Dataset entries on figures:
···
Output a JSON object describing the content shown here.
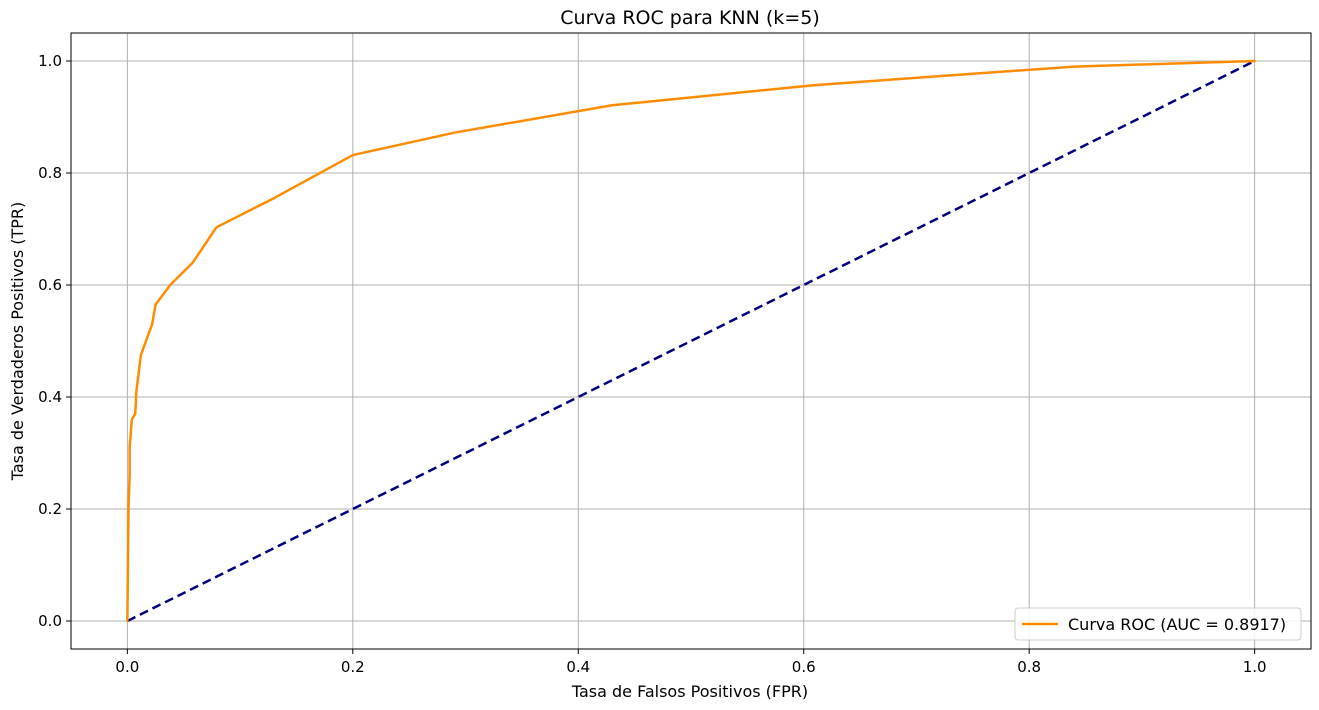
{
  "chart_data": {
    "type": "line",
    "title": "Curva ROC para KNN (k=5)",
    "xlabel": "Tasa de Falsos Positivos (FPR)",
    "ylabel": "Tasa de Verdaderos Positivos (TPR)",
    "xlim": [
      -0.05,
      1.05
    ],
    "ylim": [
      -0.05,
      1.05
    ],
    "xticks": [
      "0.0",
      "0.2",
      "0.4",
      "0.6",
      "0.8",
      "1.0"
    ],
    "yticks": [
      "0.0",
      "0.2",
      "0.4",
      "0.6",
      "0.8",
      "1.0"
    ],
    "grid": true,
    "legend_position": "bottom-right",
    "series": [
      {
        "name": "Curva ROC (AUC = 0.8917)",
        "color": "#ff8c00",
        "style": "solid",
        "x": [
          0.0,
          0.001,
          0.002,
          0.002,
          0.004,
          0.007,
          0.008,
          0.012,
          0.022,
          0.025,
          0.038,
          0.058,
          0.079,
          0.13,
          0.2,
          0.29,
          0.43,
          0.61,
          0.84,
          1.0
        ],
        "y": [
          0.0,
          0.2,
          0.26,
          0.31,
          0.36,
          0.37,
          0.41,
          0.475,
          0.53,
          0.565,
          0.6,
          0.64,
          0.703,
          0.755,
          0.832,
          0.872,
          0.921,
          0.957,
          0.99,
          1.0
        ]
      },
      {
        "name": "",
        "color": "#000080",
        "style": "dashed",
        "x": [
          0.0,
          1.0
        ],
        "y": [
          0.0,
          1.0
        ]
      }
    ]
  }
}
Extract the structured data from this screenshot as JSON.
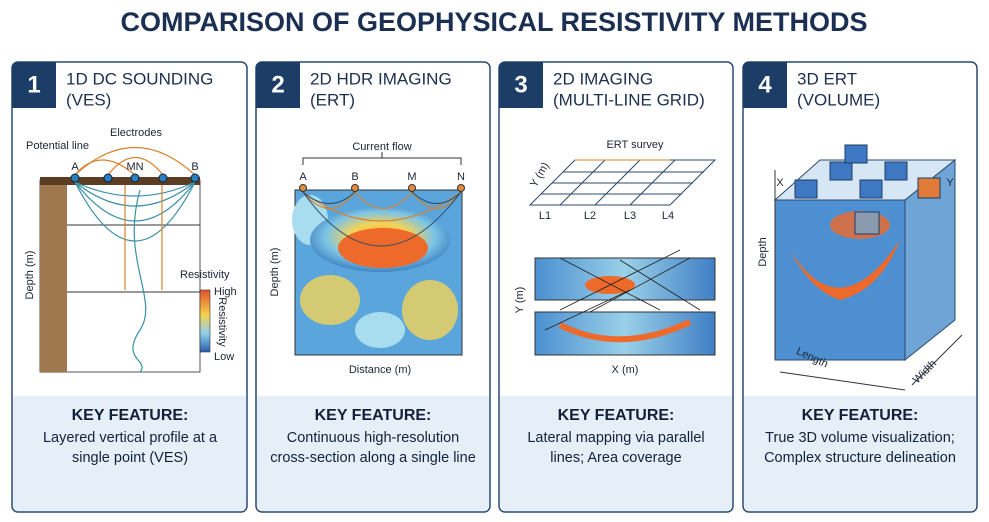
{
  "title": "COMPARISON OF GEOPHYSICAL RESISTIVITY METHODS",
  "panels": [
    {
      "number": "1",
      "heading": [
        "1D DC SOUNDING",
        "(VES)"
      ],
      "labels": [
        "Electrodes",
        "Potential line",
        "A",
        "MN",
        "B",
        "Depth (m)",
        "Resistivity",
        "High",
        "Resistivity",
        "Low"
      ],
      "key_feature": {
        "heading": "KEY FEATURE:",
        "text": [
          "Layered vertical profile at a",
          "single point (VES)"
        ]
      }
    },
    {
      "number": "2",
      "heading": [
        "2D HDR IMAGING",
        "(ERT)"
      ],
      "labels": [
        "Current flow",
        "A",
        "B",
        "M",
        "N",
        "Depth (m)",
        "Distance (m)"
      ],
      "key_feature": {
        "heading": "KEY FEATURE:",
        "text": [
          "Continuous high-resolution",
          "cross-section along a single line"
        ]
      }
    },
    {
      "number": "3",
      "heading": [
        "2D IMAGING",
        "(MULTI-LINE GRID)"
      ],
      "labels": [
        "ERT survey",
        "Y (m)",
        "L1",
        "L2",
        "L3",
        "L4",
        "Y (m)",
        "X (m)"
      ],
      "key_feature": {
        "heading": "KEY FEATURE:",
        "text": [
          "Lateral mapping via parallel",
          "lines; Area coverage"
        ]
      }
    },
    {
      "number": "4",
      "heading": [
        "3D ERT",
        "(VOLUME)"
      ],
      "labels": [
        "X",
        "Y",
        "Depth",
        "Length",
        "Width"
      ],
      "key_feature": {
        "heading": "KEY FEATURE:",
        "text": [
          "True 3D volume visualization;",
          "Complex structure delineation"
        ]
      }
    }
  ]
}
···
→ **WRITTEN INSTRUCTION**
With the pictures left out, transcribe the material exactly.

→ **OUTPUT OF THE TASK**
Output a JSON object describing the content shown here.
{
  "chart_data": {
    "type": "line",
    "title": "Curva ROC para KNN (k=5)",
    "xlabel": "Tasa de Falsos Positivos (FPR)",
    "ylabel": "Tasa de Verdaderos Positivos (TPR)",
    "xlim": [
      -0.05,
      1.05
    ],
    "ylim": [
      -0.05,
      1.05
    ],
    "xticks": [
      "0.0",
      "0.2",
      "0.4",
      "0.6",
      "0.8",
      "1.0"
    ],
    "yticks": [
      "0.0",
      "0.2",
      "0.4",
      "0.6",
      "0.8",
      "1.0"
    ],
    "grid": true,
    "legend_position": "bottom-right",
    "series": [
      {
        "name": "Curva ROC (AUC = 0.8917)",
        "color": "#ff8c00",
        "style": "solid",
        "x": [
          0.0,
          0.001,
          0.002,
          0.002,
          0.004,
          0.007,
          0.008,
          0.012,
          0.022,
          0.025,
          0.038,
          0.058,
          0.079,
          0.13,
          0.2,
          0.29,
          0.43,
          0.61,
          0.84,
          1.0
        ],
        "y": [
          0.0,
          0.2,
          0.26,
          0.31,
          0.36,
          0.37,
          0.41,
          0.475,
          0.53,
          0.565,
          0.6,
          0.64,
          0.703,
          0.755,
          0.832,
          0.872,
          0.921,
          0.957,
          0.99,
          1.0
        ]
      },
      {
        "name": "",
        "color": "#000080",
        "style": "dashed",
        "x": [
          0.0,
          1.0
        ],
        "y": [
          0.0,
          1.0
        ]
      }
    ]
  }
}
Extract the structured data from this screenshot as JSON.
{
  "title": "COMPARISON OF GEOPHYSICAL RESISTIVITY METHODS",
  "panels": [
    {
      "number": "1",
      "heading": [
        "1D DC SOUNDING",
        "(VES)"
      ],
      "labels": [
        "Electrodes",
        "Potential line",
        "A",
        "MN",
        "B",
        "Depth (m)",
        "Resistivity",
        "High",
        "Resistivity",
        "Low"
      ],
      "key_feature": {
        "heading": "KEY FEATURE:",
        "text": [
          "Layered vertical profile at a",
          "single point (VES)"
        ]
      }
    },
    {
      "number": "2",
      "heading": [
        "2D HDR IMAGING",
        "(ERT)"
      ],
      "labels": [
        "Current flow",
        "A",
        "B",
        "M",
        "N",
        "Depth (m)",
        "Distance (m)"
      ],
      "key_feature": {
        "heading": "KEY FEATURE:",
        "text": [
          "Continuous high-resolution",
          "cross-section along a single line"
        ]
      }
    },
    {
      "number": "3",
      "heading": [
        "2D IMAGING",
        "(MULTI-LINE GRID)"
      ],
      "labels": [
        "ERT survey",
        "Y (m)",
        "L1",
        "L2",
        "L3",
        "L4",
        "Y (m)",
        "X (m)"
      ],
      "key_feature": {
        "heading": "KEY FEATURE:",
        "text": [
          "Lateral mapping via parallel",
          "lines; Area coverage"
        ]
      }
    },
    {
      "number": "4",
      "heading": [
        "3D ERT",
        "(VOLUME)"
      ],
      "labels": [
        "X",
        "Y",
        "Depth",
        "Length",
        "Width"
      ],
      "key_feature": {
        "heading": "KEY FEATURE:",
        "text": [
          "True 3D volume visualization;",
          "Complex structure delineation"
        ]
      }
    }
  ]
}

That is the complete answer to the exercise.